Texto fornecido:
+-------+

Lei do superendividamento

Ricardo Key Sakaguti Watanabe - 06/08/2021

1. Noções gerais da lei

           

Após anos de debates no âmbito do Poder Legislativo, e com apoio de renomados juristas, foi sancionada em 1º de julho de 2021 a lei nº 14.181/2021, conhecida como “lei do superendividamento”.

Referida norma foi concebida com o intuito de solucionar o fenômeno social, jurídico e econômico do endividamento desmedido “capaz de gerar a impossibilidade do consumidor, pessoa física, de boa-fé, em pagar o conjunto de suas dívidas de consumo vencidas ou a vencer, sem prejuízo grave do sustento próprio ou de sua família[1].

É notório que a facilidade de acesso ao crédito, embora possa parecer benéfica e democrática, nos últimos anos favoreceu a instauração de um ambiente propício a práticas irresponsáveis por fornecedores, que levaram consumidores a contraírem dívidas impagáveis (como aquelas decorrentes do popular “efeito bola de neve”, em que novas dívidas são contraídas para pagar outras, num círculo vicioso) em prejuízo de sua própria subsistência, num cenário de grave crise econômica e social.

Nesse contexto, foram inseridos diversos dispositivos no Código de Defesa do Consumidor – CDC (lei nº 8.078/90), com o intuito de “aperfeiçoar a disciplina do crédito ao consumidor e dispor sobre a prevenção e o tratamento do superendividamento”.

O novo inciso XI do art. 6º do CDC retrata a ideia geral da lei, ao estabelecer dentre os direitos básicos do consumidor “a garantia de práticas de crédito responsável, de educação financeira e de prevenção e tratamento de situações de superendividamento, preservado o mínimo existencial, nos termos da regulamentação, por meio da revisão e da repactuação da dívida, entre outras medidas”.

+-------+

Itens exibidos:
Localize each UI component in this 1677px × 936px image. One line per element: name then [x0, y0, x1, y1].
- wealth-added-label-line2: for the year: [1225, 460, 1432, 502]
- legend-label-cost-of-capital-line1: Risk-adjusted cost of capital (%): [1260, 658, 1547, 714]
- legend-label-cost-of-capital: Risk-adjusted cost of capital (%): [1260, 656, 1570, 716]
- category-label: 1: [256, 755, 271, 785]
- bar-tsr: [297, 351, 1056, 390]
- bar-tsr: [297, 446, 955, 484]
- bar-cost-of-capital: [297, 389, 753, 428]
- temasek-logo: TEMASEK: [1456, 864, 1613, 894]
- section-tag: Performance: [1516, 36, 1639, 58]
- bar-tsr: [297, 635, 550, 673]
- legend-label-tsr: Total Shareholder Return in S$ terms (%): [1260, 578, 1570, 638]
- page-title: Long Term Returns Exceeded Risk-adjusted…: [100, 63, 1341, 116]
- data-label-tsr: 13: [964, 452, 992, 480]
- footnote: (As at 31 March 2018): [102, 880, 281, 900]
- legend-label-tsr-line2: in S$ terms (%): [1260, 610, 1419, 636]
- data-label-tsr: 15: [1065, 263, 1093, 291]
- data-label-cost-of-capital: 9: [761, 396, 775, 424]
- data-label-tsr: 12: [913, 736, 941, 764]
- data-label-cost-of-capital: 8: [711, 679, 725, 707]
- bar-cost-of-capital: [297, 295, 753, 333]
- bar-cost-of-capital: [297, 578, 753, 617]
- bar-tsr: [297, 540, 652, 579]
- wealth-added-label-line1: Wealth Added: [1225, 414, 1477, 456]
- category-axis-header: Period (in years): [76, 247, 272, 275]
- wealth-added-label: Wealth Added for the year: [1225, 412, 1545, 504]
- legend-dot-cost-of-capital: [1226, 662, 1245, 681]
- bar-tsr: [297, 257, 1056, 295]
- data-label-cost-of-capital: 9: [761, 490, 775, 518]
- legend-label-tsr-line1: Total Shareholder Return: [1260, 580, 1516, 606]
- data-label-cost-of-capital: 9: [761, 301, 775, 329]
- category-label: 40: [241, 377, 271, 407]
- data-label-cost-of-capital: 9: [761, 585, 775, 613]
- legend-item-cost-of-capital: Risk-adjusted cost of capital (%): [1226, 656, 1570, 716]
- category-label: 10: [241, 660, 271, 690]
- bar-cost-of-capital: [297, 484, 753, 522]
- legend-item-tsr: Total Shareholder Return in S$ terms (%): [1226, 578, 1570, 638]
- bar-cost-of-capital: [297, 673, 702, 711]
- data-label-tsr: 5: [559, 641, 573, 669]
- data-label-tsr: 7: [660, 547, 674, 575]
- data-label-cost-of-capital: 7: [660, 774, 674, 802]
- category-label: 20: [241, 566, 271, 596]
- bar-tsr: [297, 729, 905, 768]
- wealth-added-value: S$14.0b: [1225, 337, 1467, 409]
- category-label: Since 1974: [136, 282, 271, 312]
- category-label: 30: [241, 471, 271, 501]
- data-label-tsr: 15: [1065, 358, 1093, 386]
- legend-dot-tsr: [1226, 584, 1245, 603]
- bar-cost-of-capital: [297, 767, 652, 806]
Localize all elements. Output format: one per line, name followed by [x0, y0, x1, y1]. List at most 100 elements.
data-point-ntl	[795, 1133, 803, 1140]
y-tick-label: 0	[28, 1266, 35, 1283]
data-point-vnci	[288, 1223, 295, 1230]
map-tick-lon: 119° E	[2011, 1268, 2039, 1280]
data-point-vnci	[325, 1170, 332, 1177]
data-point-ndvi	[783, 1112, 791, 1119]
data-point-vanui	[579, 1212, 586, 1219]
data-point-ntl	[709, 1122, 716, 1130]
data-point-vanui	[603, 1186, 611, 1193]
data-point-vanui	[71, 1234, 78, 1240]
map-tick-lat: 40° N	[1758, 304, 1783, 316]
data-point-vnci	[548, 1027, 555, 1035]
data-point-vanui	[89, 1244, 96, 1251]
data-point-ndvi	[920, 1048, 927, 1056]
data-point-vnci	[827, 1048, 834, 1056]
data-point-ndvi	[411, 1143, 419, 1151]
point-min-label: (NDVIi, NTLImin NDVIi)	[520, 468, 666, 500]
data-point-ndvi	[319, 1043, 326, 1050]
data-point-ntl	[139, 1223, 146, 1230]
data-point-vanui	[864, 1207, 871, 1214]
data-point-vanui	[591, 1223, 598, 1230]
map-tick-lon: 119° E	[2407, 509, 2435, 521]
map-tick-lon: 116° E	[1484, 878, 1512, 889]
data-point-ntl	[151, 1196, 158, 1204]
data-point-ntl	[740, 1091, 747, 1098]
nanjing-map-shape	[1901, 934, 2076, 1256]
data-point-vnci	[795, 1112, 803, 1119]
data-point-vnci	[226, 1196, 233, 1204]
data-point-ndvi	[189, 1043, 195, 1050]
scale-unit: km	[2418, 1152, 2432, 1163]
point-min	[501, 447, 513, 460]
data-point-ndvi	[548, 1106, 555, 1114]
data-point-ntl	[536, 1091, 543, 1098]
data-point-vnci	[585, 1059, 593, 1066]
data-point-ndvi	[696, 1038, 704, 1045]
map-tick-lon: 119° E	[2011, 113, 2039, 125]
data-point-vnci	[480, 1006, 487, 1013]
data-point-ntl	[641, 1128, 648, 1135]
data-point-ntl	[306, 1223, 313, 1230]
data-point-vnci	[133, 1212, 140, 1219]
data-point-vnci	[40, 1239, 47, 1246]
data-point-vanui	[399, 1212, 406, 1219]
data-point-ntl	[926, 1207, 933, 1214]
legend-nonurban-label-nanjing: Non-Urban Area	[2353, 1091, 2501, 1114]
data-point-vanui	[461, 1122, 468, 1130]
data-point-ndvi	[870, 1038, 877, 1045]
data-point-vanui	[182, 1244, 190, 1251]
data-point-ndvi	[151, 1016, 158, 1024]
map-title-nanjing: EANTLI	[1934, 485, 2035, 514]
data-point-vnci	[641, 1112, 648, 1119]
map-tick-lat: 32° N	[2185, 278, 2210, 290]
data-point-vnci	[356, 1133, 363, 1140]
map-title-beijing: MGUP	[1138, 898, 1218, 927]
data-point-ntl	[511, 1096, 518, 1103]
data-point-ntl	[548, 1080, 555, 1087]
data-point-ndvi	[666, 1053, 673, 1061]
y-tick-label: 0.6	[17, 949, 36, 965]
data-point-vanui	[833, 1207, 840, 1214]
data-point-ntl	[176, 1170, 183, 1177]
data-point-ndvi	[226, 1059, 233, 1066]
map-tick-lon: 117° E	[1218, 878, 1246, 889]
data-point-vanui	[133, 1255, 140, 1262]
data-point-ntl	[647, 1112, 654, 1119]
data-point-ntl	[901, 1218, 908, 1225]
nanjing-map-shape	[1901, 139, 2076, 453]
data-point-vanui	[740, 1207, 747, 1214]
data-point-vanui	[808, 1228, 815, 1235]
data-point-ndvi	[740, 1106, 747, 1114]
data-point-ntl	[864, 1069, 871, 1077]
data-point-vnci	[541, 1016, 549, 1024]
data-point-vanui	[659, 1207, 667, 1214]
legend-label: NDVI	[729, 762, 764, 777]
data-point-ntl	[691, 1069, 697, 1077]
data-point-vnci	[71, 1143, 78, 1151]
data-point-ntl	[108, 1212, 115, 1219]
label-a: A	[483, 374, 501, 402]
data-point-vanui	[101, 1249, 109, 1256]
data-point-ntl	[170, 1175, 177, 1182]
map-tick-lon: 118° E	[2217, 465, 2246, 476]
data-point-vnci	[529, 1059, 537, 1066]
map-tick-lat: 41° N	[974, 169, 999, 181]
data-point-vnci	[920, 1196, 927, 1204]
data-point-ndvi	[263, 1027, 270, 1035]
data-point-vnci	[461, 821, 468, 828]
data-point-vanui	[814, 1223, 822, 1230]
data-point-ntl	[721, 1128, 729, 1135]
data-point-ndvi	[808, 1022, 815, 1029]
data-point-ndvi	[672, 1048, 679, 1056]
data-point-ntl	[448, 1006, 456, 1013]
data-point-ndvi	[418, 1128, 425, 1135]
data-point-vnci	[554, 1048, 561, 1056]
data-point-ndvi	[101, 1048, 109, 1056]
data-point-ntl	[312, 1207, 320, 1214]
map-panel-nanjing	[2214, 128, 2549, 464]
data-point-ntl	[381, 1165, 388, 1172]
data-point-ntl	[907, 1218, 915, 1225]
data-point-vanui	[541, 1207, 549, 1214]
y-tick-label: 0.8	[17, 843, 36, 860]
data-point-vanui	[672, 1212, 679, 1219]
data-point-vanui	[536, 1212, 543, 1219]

+-------+

Problema a resolver: Segundo o texto sobre a lei do superendividamento, em que data foi sancionada a lei nº 14.181/2021? Responda, por favor, em uma frase.

Resposta: A lei nº 14.181/2021 foi sancionada em 1º de julho de 2021.